**TASK STATEMENT:** No images are to be carried over; print all other material exactly as it stands.

**PROVIDED INFORMATION:**
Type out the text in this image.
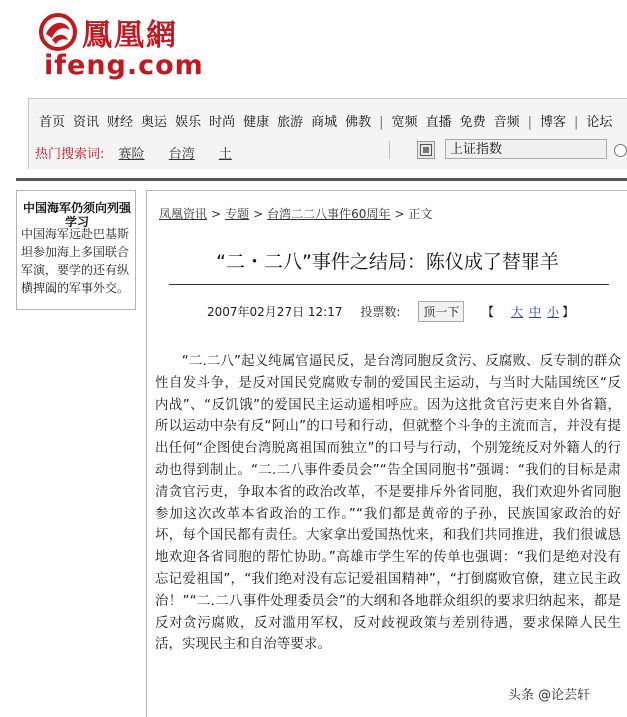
鳳凰網
ifeng.com
首页 资讯 财经 奥运 娱乐 时尚 健康 旅游 商城 佛教 | 宽频 直播 免费 音频 | 博客 | 论坛
热门搜索词: 赛险 台湾 土	上证指数
中国海军仍须向列强学习
中国海军远赴巴基斯坦参加海上多国联合军演，要学的还有纵横捭阖的军事外交。
凤凰资讯 > 专题 > 台湾二二八事件60周年 > 正文
“二・二八”事件之结局：陈仪成了替罪羊
2007年02月27日 12:17 投票数: 顶一下 【 大 中 小 】

“二.二八”起义纯属官逼民反，是台湾同胞反贪污、反腐败、反专制的群众性自发斗争，是反对国民党腐败专制的爱国民主运动，与当时大陆国统区“反内战”、“反饥饿”的爱国民主运动遥相呼应。因为这批贪官污吏来自外省籍，所以运动中杂有反“阿山”的口号和行动，但就整个斗争的主流而言，并没有提出任何“企图使台湾脱离祖国而独立”的口号与行动，个别笼统反对外籍人的行动也得到制止。“二.二八事件委员会”“告全国同胞书”强调：“我们的目标是肃清贪官污吏，争取本省的政治改革，不是要排斥外省同胞，我们欢迎外省同胞参加这次改革本省政治的工作。”“我们都是黄帝的子孙，民族国家政治的好坏，每个国民都有责任。大家拿出爱国热忱来，和我们共同推进，我们很诚恳地欢迎各省同胞的帮忙协助。”高雄市学生军的传单也强调：“我们是绝对没有忘记爱祖国”，“我们绝对没有忘记爱祖国精神”，“打倒腐败官僚，建立民主政治！”“二.二八事件处理委员会”的大纲和各地群众组织的要求归纳起来，都是反对贪污腐败，反对滥用军权，反对歧视政策与差别待遇，要求保障人民生活，实现民主和自治等要求。

头条 @论芸轩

**CORRECT RESPONSE:**
Type out the text in this image.
鳳凰網
ifeng.com
首页 资讯 财经 奥运 娱乐 时尚 健康 旅游 商城 佛教 | 宽频 直播 免费 音频 | 博客 | 论坛
热门搜索词: 赛险 台湾 土	上证指数
中国海军仍须向列强学习
中国海军远赴巴基斯坦参加海上多国联合军演，要学的还有纵横捭阖的军事外交。
凤凰资讯 > 专题 > 台湾二二八事件60周年 > 正文
“二・二八”事件之结局：陈仪成了替罪羊
2007年02月27日 12:17 投票数: 顶一下 【 大 中 小 】

“二.二八”起义纯属官逼民反，是台湾同胞反贪污、反腐败、反专制的群众性自发斗争，是反对国民党腐败专制的爱国民主运动，与当时大陆国统区“反内战”、“反饥饿”的爱国民主运动遥相呼应。因为这批贪官污吏来自外省籍，所以运动中杂有反“阿山”的口号和行动，但就整个斗争的主流而言，并没有提出任何“企图使台湾脱离祖国而独立”的口号与行动，个别笼统反对外籍人的行动也得到制止。“二.二八事件委员会”“告全国同胞书”强调：“我们的目标是肃清贪官污吏，争取本省的政治改革，不是要排斥外省同胞，我们欢迎外省同胞参加这次改革本省政治的工作。”“我们都是黄帝的子孙，民族国家政治的好坏，每个国民都有责任。大家拿出爱国热忱来，和我们共同推进，我们很诚恳地欢迎各省同胞的帮忙协助。”高雄市学生军的传单也强调：“我们是绝对没有忘记爱祖国”，“我们绝对没有忘记爱祖国精神”，“打倒腐败官僚，建立民主政治！”“二.二八事件处理委员会”的大纲和各地群众组织的要求归纳起来，都是反对贪污腐败，反对滥用军权，反对歧视政策与差别待遇，要求保障人民生活，实现民主和自治等要求。

头条 @论芸轩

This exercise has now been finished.